> _Brief_: Without the pictures, can you quote each line below exactly?

> _Information given_:
** Start **
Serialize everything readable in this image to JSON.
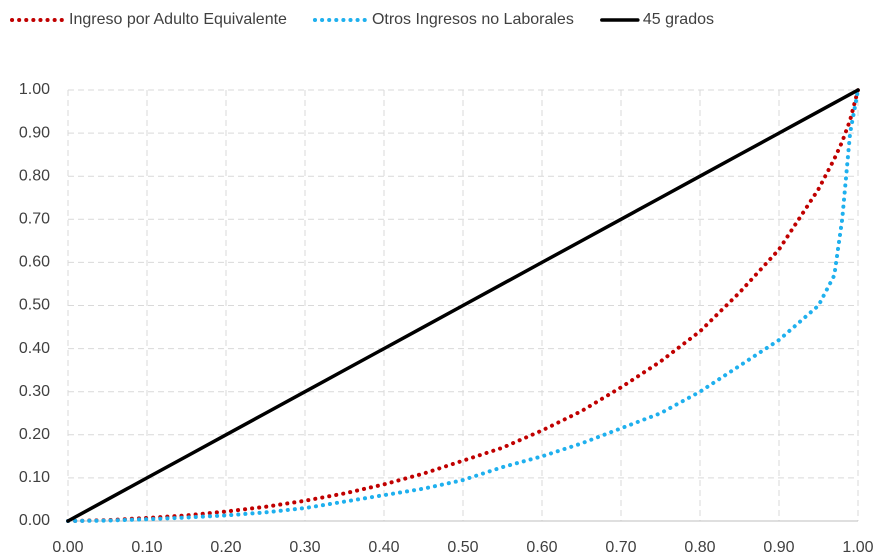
{
  "chart_data": {
    "type": "line",
    "x": [
      0,
      0.05,
      0.1,
      0.15,
      0.2,
      0.25,
      0.3,
      0.35,
      0.4,
      0.45,
      0.5,
      0.55,
      0.6,
      0.65,
      0.7,
      0.75,
      0.8,
      0.85,
      0.9,
      0.95,
      0.97,
      0.98,
      0.99,
      1.0
    ],
    "series": [
      {
        "name": "Ingreso por Adulto Equivalente",
        "color": "#c00000",
        "line_style": "dotted",
        "values": [
          0,
          0.002,
          0.007,
          0.013,
          0.022,
          0.033,
          0.047,
          0.064,
          0.085,
          0.11,
          0.14,
          0.17,
          0.21,
          0.255,
          0.31,
          0.37,
          0.44,
          0.53,
          0.63,
          0.77,
          0.84,
          0.88,
          0.93,
          1.0
        ]
      },
      {
        "name": "Otros Ingresos no Laborales",
        "color": "#1fb0ee",
        "line_style": "dotted",
        "values": [
          0,
          0.001,
          0.004,
          0.008,
          0.013,
          0.02,
          0.03,
          0.045,
          0.06,
          0.075,
          0.095,
          0.125,
          0.15,
          0.18,
          0.215,
          0.25,
          0.3,
          0.36,
          0.42,
          0.5,
          0.57,
          0.7,
          0.9,
          1.0
        ]
      },
      {
        "name": "45 grados",
        "color": "#000000",
        "line_style": "solid",
        "values": [
          0,
          0.05,
          0.1,
          0.15,
          0.2,
          0.25,
          0.3,
          0.35,
          0.4,
          0.45,
          0.5,
          0.55,
          0.6,
          0.65,
          0.7,
          0.75,
          0.8,
          0.85,
          0.9,
          0.95,
          0.97,
          0.98,
          0.99,
          1.0
        ]
      }
    ],
    "xlim": [
      0,
      1
    ],
    "ylim": [
      0,
      1
    ],
    "xticks": [
      {
        "value": 0,
        "label": "0.00"
      },
      {
        "value": 0.1,
        "label": "0.10"
      },
      {
        "value": 0.2,
        "label": "0.20"
      },
      {
        "value": 0.3,
        "label": "0.30"
      },
      {
        "value": 0.4,
        "label": "0.40"
      },
      {
        "value": 0.5,
        "label": "0.50"
      },
      {
        "value": 0.6,
        "label": "0.60"
      },
      {
        "value": 0.7,
        "label": "0.70"
      },
      {
        "value": 0.8,
        "label": "0.80"
      },
      {
        "value": 0.9,
        "label": "0.90"
      },
      {
        "value": 1,
        "label": "1.00"
      }
    ],
    "yticks": [
      {
        "value": 0,
        "label": "0.00"
      },
      {
        "value": 0.1,
        "label": "0.10"
      },
      {
        "value": 0.2,
        "label": "0.20"
      },
      {
        "value": 0.3,
        "label": "0.30"
      },
      {
        "value": 0.4,
        "label": "0.40"
      },
      {
        "value": 0.5,
        "label": "0.50"
      },
      {
        "value": 0.6,
        "label": "0.60"
      },
      {
        "value": 0.7,
        "label": "0.70"
      },
      {
        "value": 0.8,
        "label": "0.80"
      },
      {
        "value": 0.9,
        "label": "0.90"
      },
      {
        "value": 1,
        "label": "1.00"
      }
    ],
    "grid": true,
    "legend": "top"
  }
}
** End **
> _Written solution_:
Serialize everything readable in this image to JSON.
{
  "chart_data": {
    "type": "line",
    "x": [
      0,
      0.05,
      0.1,
      0.15,
      0.2,
      0.25,
      0.3,
      0.35,
      0.4,
      0.45,
      0.5,
      0.55,
      0.6,
      0.65,
      0.7,
      0.75,
      0.8,
      0.85,
      0.9,
      0.95,
      0.97,
      0.98,
      0.99,
      1.0
    ],
    "series": [
      {
        "name": "Ingreso por Adulto Equivalente",
        "color": "#c00000",
        "line_style": "dotted",
        "values": [
          0,
          0.002,
          0.007,
          0.013,
          0.022,
          0.033,
          0.047,
          0.064,
          0.085,
          0.11,
          0.14,
          0.17,
          0.21,
          0.255,
          0.31,
          0.37,
          0.44,
          0.53,
          0.63,
          0.77,
          0.84,
          0.88,
          0.93,
          1.0
        ]
      },
      {
        "name": "Otros Ingresos no Laborales",
        "color": "#1fb0ee",
        "line_style": "dotted",
        "values": [
          0,
          0.001,
          0.004,
          0.008,
          0.013,
          0.02,
          0.03,
          0.045,
          0.06,
          0.075,
          0.095,
          0.125,
          0.15,
          0.18,
          0.215,
          0.25,
          0.3,
          0.36,
          0.42,
          0.5,
          0.57,
          0.7,
          0.9,
          1.0
        ]
      },
      {
        "name": "45 grados",
        "color": "#000000",
        "line_style": "solid",
        "values": [
          0,
          0.05,
          0.1,
          0.15,
          0.2,
          0.25,
          0.3,
          0.35,
          0.4,
          0.45,
          0.5,
          0.55,
          0.6,
          0.65,
          0.7,
          0.75,
          0.8,
          0.85,
          0.9,
          0.95,
          0.97,
          0.98,
          0.99,
          1.0
        ]
      }
    ],
    "xlim": [
      0,
      1
    ],
    "ylim": [
      0,
      1
    ],
    "xticks": [
      {
        "value": 0,
        "label": "0.00"
      },
      {
        "value": 0.1,
        "label": "0.10"
      },
      {
        "value": 0.2,
        "label": "0.20"
      },
      {
        "value": 0.3,
        "label": "0.30"
      },
      {
        "value": 0.4,
        "label": "0.40"
      },
      {
        "value": 0.5,
        "label": "0.50"
      },
      {
        "value": 0.6,
        "label": "0.60"
      },
      {
        "value": 0.7,
        "label": "0.70"
      },
      {
        "value": 0.8,
        "label": "0.80"
      },
      {
        "value": 0.9,
        "label": "0.90"
      },
      {
        "value": 1,
        "label": "1.00"
      }
    ],
    "yticks": [
      {
        "value": 0,
        "label": "0.00"
      },
      {
        "value": 0.1,
        "label": "0.10"
      },
      {
        "value": 0.2,
        "label": "0.20"
      },
      {
        "value": 0.3,
        "label": "0.30"
      },
      {
        "value": 0.4,
        "label": "0.40"
      },
      {
        "value": 0.5,
        "label": "0.50"
      },
      {
        "value": 0.6,
        "label": "0.60"
      },
      {
        "value": 0.7,
        "label": "0.70"
      },
      {
        "value": 0.8,
        "label": "0.80"
      },
      {
        "value": 0.9,
        "label": "0.90"
      },
      {
        "value": 1,
        "label": "1.00"
      }
    ],
    "grid": true,
    "legend": "top"
  }
}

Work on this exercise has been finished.